------ Data rows ------

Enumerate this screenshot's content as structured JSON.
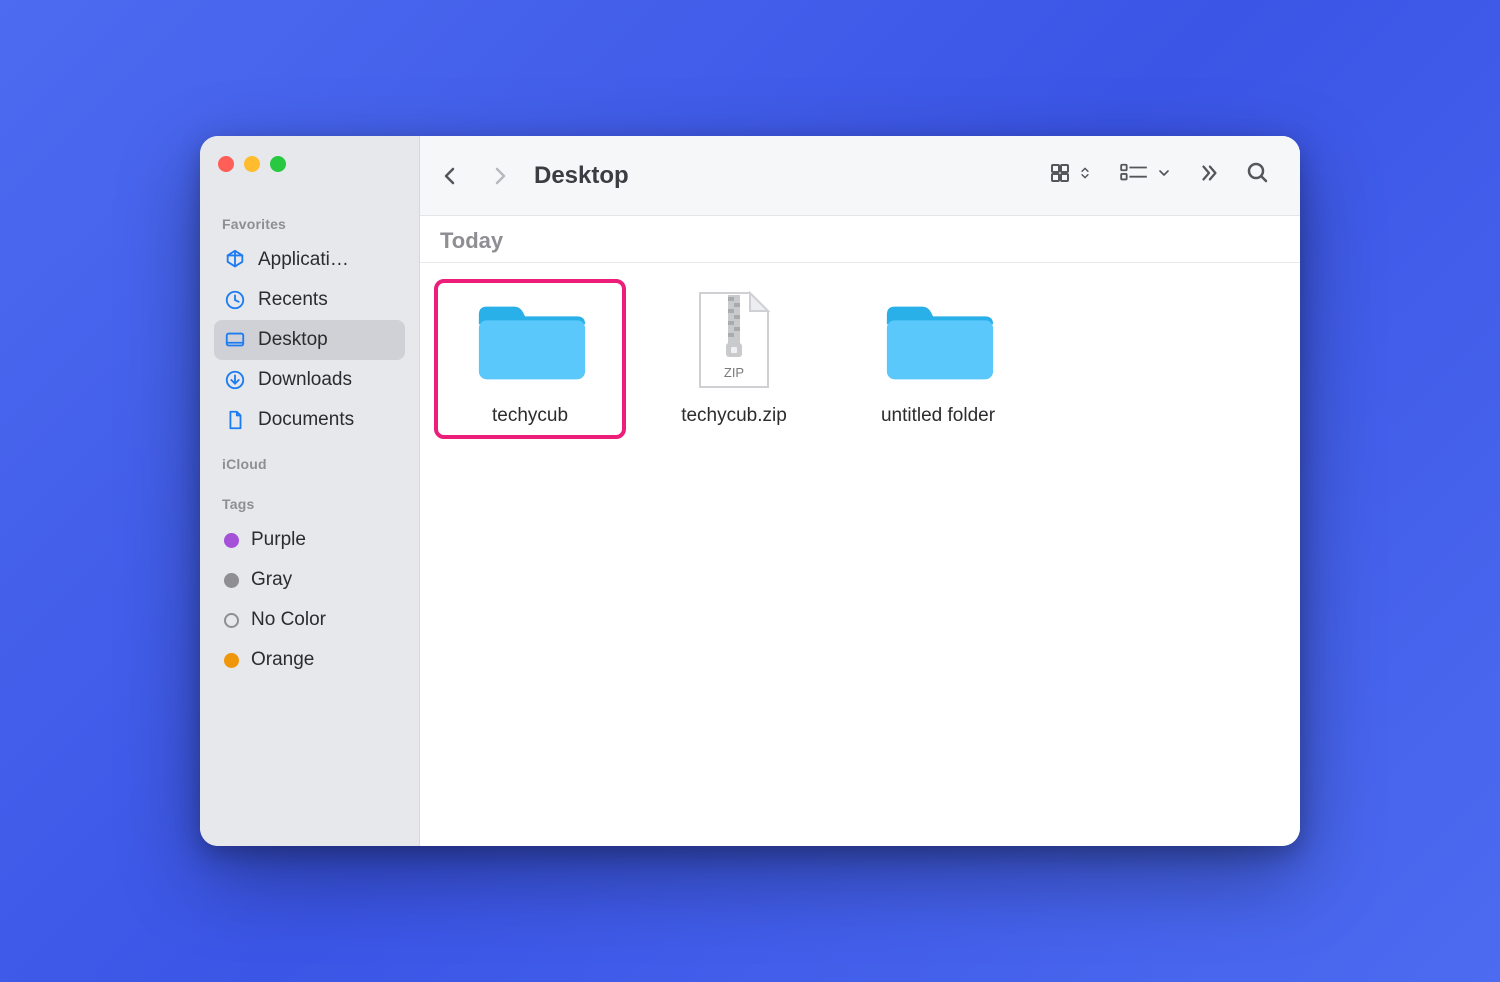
{
  "window_title": "Desktop",
  "sidebar": {
    "sections": {
      "favorites_label": "Favorites",
      "icloud_label": "iCloud",
      "tags_label": "Tags"
    },
    "favorites": [
      {
        "icon": "applications-icon",
        "label": "Applicati…"
      },
      {
        "icon": "recents-icon",
        "label": "Recents"
      },
      {
        "icon": "desktop-icon",
        "label": "Desktop",
        "active": true
      },
      {
        "icon": "downloads-icon",
        "label": "Downloads"
      },
      {
        "icon": "documents-icon",
        "label": "Documents"
      }
    ],
    "tags": [
      {
        "label": "Purple",
        "color": "#a550d8"
      },
      {
        "label": "Gray",
        "color": "#8e8e93"
      },
      {
        "label": "No Color",
        "color": ""
      },
      {
        "label": "Orange",
        "color": "#f0960a"
      }
    ]
  },
  "group": {
    "header": "Today"
  },
  "items": [
    {
      "type": "folder",
      "name": "techycub",
      "highlighted": true
    },
    {
      "type": "zip",
      "name": "techycub.zip",
      "highlighted": false
    },
    {
      "type": "folder",
      "name": "untitled folder",
      "highlighted": false
    }
  ],
  "zip_badge": "ZIP",
  "colors": {
    "folder_light": "#5ac8fa",
    "folder_dark": "#2ab0e8",
    "highlight": "#ec1e79"
  }
}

------

• Direction
Gather each line that holds "name".

• The result
      "name": "techycub",
      "name": "techycub.zip",
      "name": "untitled folder",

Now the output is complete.